Records supplied:
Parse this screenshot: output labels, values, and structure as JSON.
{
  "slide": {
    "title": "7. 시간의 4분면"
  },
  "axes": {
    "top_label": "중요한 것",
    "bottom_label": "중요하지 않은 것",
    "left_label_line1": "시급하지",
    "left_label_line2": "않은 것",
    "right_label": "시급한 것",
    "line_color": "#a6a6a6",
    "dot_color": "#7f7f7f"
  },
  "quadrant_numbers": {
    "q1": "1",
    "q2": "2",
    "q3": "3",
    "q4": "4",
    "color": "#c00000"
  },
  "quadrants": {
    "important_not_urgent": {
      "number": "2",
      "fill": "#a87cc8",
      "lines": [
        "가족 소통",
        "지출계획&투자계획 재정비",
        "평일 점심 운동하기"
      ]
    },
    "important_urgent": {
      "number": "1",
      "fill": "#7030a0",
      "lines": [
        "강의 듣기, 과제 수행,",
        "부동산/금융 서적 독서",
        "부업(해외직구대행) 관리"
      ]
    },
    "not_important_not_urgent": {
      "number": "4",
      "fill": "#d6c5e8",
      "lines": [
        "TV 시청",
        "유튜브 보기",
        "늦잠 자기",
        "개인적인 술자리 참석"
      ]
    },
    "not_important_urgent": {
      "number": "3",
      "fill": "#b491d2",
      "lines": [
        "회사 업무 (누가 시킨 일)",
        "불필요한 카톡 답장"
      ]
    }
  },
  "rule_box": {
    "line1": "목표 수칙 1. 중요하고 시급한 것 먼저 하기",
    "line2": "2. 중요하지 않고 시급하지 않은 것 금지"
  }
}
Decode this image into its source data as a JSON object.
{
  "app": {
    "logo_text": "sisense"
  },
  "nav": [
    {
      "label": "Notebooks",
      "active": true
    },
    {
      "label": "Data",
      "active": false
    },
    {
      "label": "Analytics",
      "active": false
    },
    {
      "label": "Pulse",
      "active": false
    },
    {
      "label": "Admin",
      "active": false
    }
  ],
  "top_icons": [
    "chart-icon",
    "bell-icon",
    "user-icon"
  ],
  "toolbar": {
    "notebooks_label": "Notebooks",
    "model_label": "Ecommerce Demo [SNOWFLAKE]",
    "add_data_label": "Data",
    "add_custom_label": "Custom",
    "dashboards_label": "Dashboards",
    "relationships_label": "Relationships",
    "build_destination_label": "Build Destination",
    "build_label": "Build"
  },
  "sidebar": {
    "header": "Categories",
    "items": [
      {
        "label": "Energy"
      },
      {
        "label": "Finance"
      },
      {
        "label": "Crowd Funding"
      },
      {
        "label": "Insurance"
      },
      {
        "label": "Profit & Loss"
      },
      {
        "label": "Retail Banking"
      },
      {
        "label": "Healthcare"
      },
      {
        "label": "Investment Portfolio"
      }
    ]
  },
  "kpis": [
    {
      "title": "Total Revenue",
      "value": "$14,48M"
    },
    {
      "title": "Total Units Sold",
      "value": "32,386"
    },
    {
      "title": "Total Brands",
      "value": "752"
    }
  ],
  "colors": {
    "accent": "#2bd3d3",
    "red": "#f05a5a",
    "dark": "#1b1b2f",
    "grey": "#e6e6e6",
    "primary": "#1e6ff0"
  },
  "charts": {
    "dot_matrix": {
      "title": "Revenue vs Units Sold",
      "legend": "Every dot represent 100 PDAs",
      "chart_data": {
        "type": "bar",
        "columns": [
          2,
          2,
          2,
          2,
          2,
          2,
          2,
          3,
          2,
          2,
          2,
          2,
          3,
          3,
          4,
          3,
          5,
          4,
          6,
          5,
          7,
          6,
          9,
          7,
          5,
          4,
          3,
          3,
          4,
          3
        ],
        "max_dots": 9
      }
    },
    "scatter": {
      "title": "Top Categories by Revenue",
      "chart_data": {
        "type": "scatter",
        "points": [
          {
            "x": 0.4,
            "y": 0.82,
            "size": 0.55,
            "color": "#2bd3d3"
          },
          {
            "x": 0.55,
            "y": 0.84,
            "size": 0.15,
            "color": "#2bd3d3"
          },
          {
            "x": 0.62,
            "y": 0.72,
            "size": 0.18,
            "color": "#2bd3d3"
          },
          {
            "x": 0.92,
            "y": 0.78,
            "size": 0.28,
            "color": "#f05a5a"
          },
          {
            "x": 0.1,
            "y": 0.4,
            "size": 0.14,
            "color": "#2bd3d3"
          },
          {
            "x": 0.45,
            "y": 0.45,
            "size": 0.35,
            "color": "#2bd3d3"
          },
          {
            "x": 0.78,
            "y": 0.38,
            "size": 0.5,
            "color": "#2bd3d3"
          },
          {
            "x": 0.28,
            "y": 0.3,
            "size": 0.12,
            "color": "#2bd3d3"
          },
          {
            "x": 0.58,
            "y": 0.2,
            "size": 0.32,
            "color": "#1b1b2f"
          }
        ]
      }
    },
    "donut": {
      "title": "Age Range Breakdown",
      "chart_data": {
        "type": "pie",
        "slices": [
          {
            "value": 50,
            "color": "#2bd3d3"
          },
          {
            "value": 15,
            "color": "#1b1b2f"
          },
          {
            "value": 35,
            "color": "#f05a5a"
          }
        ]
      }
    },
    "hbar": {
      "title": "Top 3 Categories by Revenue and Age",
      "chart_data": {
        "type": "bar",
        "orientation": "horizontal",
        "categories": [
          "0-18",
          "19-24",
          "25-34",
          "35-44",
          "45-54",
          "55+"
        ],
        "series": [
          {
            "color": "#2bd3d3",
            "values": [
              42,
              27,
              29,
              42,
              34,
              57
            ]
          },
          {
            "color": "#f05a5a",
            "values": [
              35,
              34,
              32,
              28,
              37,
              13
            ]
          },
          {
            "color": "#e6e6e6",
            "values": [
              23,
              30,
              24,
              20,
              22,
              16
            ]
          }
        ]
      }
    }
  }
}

What is needed:
Show every line in the records above that contains the word "시급하지".

Result below:
    "left_label_line1": "시급하지",
    "line2": "2. 중요하지 않고 시급하지 않은 것 금지"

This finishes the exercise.